Show all lines from the data that include the word "unos".

#### EXERCISE INPUTS ####

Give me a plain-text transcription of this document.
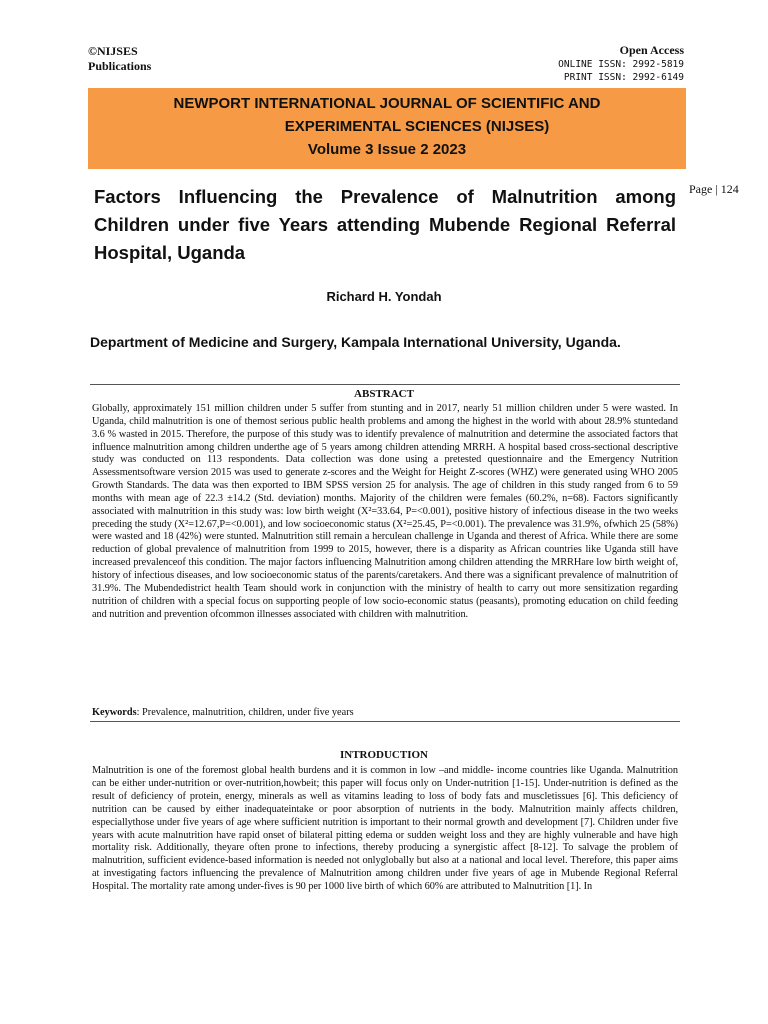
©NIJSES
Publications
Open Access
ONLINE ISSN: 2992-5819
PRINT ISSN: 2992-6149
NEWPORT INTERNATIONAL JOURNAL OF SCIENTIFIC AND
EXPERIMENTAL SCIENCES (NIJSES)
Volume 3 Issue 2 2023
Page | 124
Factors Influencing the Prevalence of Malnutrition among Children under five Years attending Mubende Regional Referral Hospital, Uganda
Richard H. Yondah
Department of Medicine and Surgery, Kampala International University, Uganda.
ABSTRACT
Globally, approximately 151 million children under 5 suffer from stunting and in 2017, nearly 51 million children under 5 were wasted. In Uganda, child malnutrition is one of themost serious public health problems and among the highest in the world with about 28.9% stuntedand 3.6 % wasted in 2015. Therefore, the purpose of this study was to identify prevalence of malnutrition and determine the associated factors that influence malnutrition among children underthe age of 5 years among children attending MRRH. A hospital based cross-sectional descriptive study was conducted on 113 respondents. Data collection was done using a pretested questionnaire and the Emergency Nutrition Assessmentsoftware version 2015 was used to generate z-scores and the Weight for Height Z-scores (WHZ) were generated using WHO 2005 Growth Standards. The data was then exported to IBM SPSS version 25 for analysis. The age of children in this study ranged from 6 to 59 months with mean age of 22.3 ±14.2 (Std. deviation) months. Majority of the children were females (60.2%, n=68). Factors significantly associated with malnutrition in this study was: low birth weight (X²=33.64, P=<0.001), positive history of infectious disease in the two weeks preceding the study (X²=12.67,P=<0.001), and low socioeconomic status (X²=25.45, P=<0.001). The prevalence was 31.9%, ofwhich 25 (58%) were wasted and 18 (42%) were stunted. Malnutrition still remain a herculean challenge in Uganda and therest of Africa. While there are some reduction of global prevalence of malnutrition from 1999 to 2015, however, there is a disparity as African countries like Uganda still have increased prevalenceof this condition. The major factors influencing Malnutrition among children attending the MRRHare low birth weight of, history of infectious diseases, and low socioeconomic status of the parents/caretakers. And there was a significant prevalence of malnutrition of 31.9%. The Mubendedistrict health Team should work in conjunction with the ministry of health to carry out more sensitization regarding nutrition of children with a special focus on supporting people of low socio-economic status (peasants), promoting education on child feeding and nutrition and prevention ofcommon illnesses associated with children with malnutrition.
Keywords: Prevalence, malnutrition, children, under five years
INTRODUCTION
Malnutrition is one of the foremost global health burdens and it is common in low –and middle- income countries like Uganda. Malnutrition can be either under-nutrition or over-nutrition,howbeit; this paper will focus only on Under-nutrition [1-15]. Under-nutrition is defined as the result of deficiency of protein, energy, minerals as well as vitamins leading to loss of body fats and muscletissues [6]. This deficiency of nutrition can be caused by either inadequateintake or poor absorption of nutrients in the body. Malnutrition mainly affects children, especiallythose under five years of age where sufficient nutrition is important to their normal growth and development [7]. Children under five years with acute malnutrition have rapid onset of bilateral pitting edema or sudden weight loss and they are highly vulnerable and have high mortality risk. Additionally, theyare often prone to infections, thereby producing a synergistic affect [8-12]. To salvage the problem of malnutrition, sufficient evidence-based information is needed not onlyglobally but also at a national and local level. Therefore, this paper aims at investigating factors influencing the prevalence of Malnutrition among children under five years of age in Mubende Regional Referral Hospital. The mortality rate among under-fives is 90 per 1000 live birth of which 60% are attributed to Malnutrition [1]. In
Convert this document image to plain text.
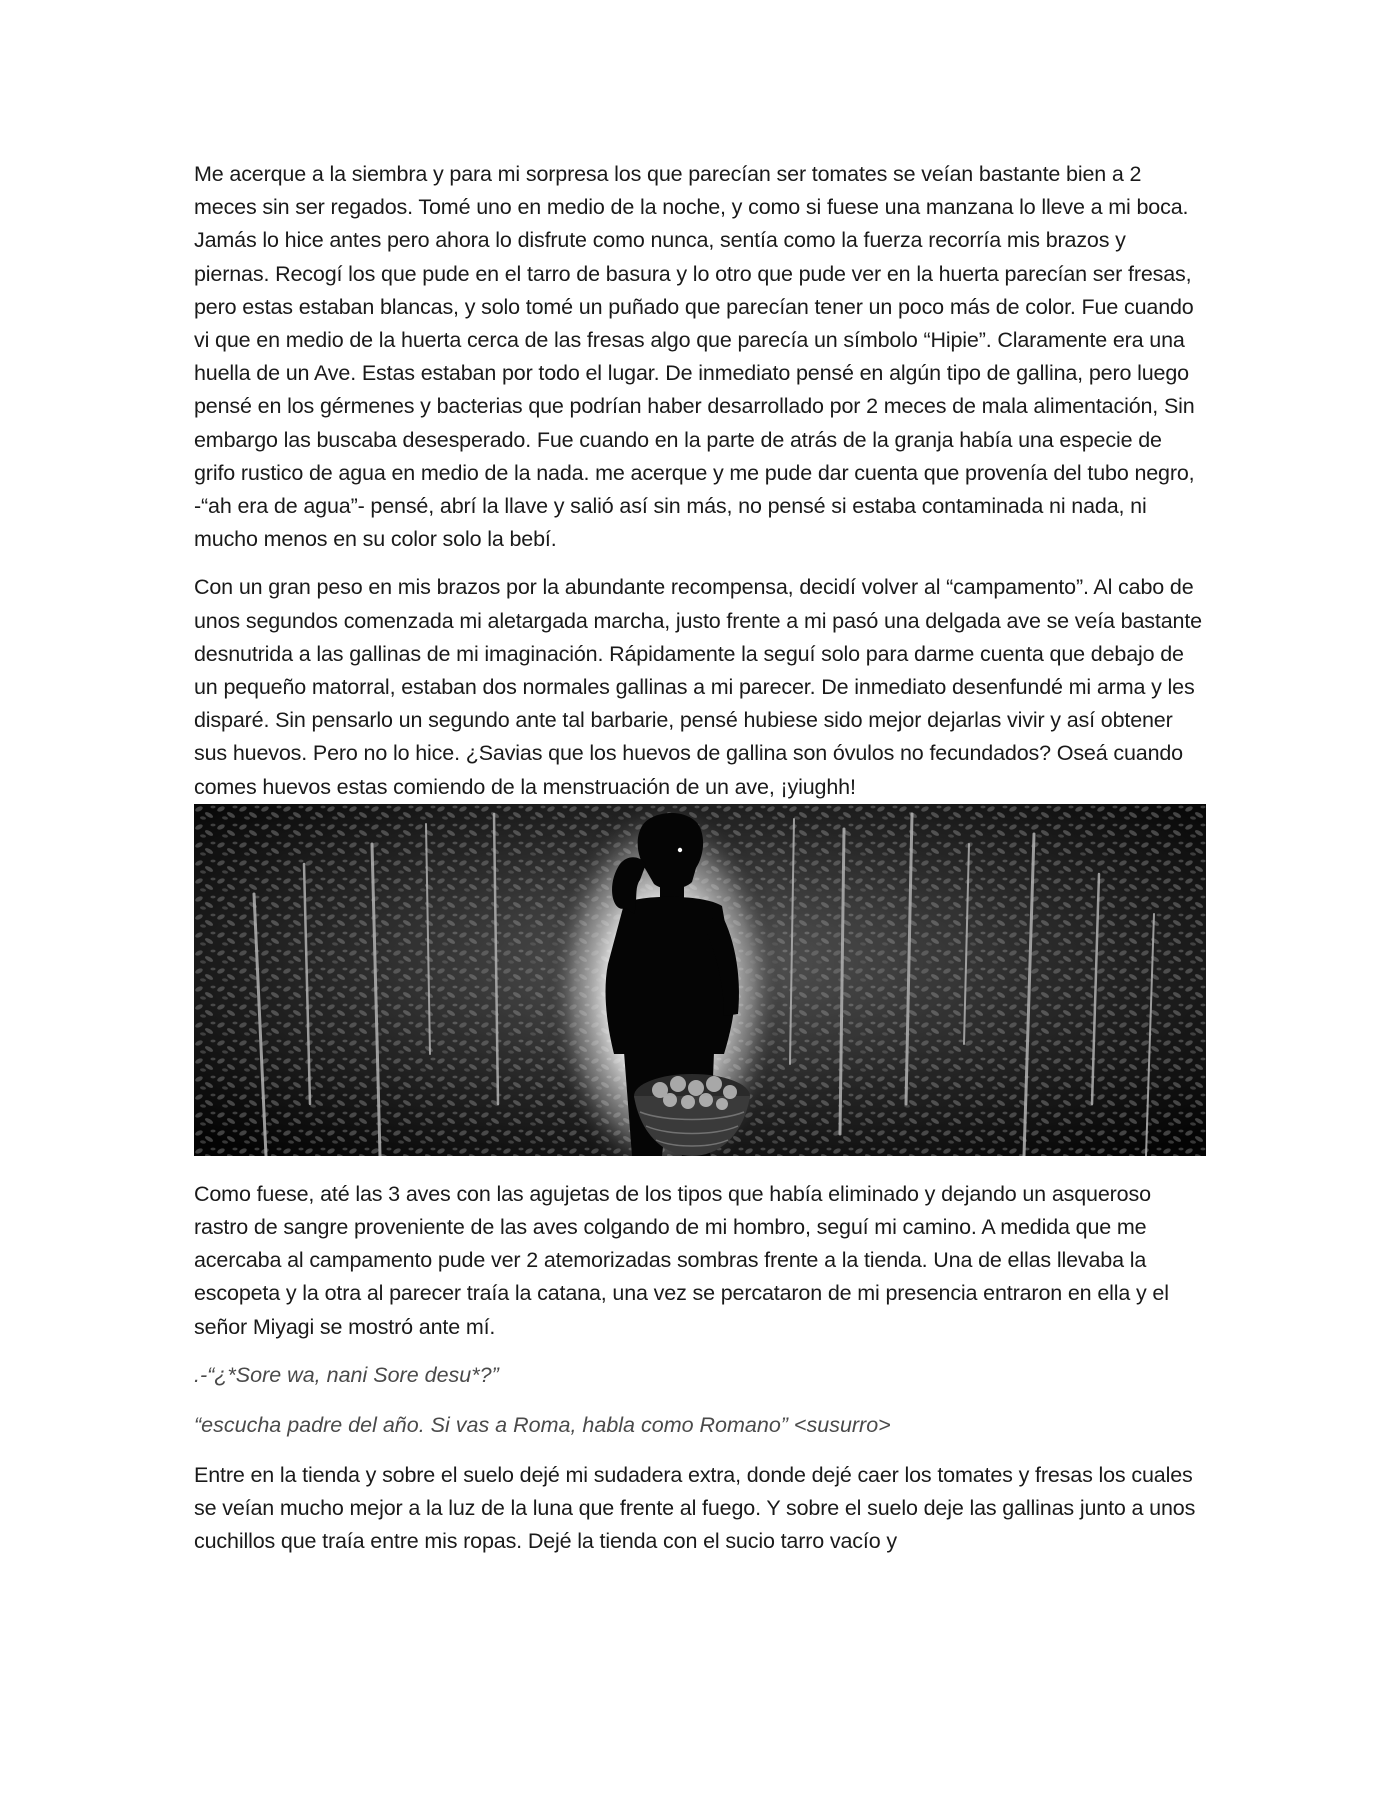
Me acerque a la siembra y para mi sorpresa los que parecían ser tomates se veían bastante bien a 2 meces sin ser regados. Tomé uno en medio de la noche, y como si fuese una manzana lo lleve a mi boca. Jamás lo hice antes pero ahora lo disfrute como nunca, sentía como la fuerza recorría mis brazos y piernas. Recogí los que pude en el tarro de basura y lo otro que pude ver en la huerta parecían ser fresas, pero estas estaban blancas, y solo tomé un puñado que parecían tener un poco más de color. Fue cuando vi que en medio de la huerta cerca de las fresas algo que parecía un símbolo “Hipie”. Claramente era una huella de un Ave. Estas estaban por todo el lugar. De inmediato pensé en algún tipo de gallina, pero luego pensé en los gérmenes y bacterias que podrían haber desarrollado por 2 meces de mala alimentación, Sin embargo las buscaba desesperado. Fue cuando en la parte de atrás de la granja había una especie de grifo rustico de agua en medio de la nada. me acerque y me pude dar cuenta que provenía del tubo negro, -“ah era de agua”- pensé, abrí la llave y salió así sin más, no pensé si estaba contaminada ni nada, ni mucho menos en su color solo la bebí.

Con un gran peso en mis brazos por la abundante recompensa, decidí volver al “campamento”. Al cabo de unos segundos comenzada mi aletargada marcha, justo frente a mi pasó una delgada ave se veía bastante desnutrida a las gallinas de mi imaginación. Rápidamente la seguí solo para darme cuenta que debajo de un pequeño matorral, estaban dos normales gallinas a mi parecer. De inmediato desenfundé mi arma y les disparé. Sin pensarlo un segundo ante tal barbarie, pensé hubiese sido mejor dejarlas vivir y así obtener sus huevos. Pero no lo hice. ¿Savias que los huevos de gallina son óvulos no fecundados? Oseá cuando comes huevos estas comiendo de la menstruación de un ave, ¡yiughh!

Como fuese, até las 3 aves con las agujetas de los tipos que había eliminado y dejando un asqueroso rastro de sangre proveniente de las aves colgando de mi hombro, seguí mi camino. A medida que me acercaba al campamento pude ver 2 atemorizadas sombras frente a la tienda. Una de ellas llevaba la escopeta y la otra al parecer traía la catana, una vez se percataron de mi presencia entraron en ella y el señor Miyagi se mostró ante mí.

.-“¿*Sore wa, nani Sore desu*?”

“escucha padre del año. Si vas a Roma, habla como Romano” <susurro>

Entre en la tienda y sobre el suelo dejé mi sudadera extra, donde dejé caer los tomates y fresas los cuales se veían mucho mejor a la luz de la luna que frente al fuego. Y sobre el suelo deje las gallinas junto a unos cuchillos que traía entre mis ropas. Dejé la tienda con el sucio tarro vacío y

####

RESPONSE AREA:
Con un gran peso en mis brazos por la abundante recompensa, decidí volver al “campamento”. Al cabo de unos segundos comenzada mi aletargada marcha, justo frente a mi pasó una delgada ave se veía bastante desnutrida a las gallinas de mi imaginación. Rápidamente la seguí solo para darme cuenta que debajo de un pequeño matorral, estaban dos normales gallinas a mi parecer. De inmediato desenfundé mi arma y les disparé. Sin pensarlo un segundo ante tal barbarie, pensé hubiese sido mejor dejarlas vivir y así obtener sus huevos. Pero no lo hice. ¿Savias que los huevos de gallina son óvulos no fecundados? Oseá cuando comes huevos estas comiendo de la menstruación de un ave, ¡yiughh!
Entre en la tienda y sobre el suelo dejé mi sudadera extra, donde dejé caer los tomates y fresas los cuales se veían mucho mejor a la luz de la luna que frente al fuego. Y sobre el suelo deje las gallinas junto a unos cuchillos que traía entre mis ropas. Dejé la tienda con el sucio tarro vacío y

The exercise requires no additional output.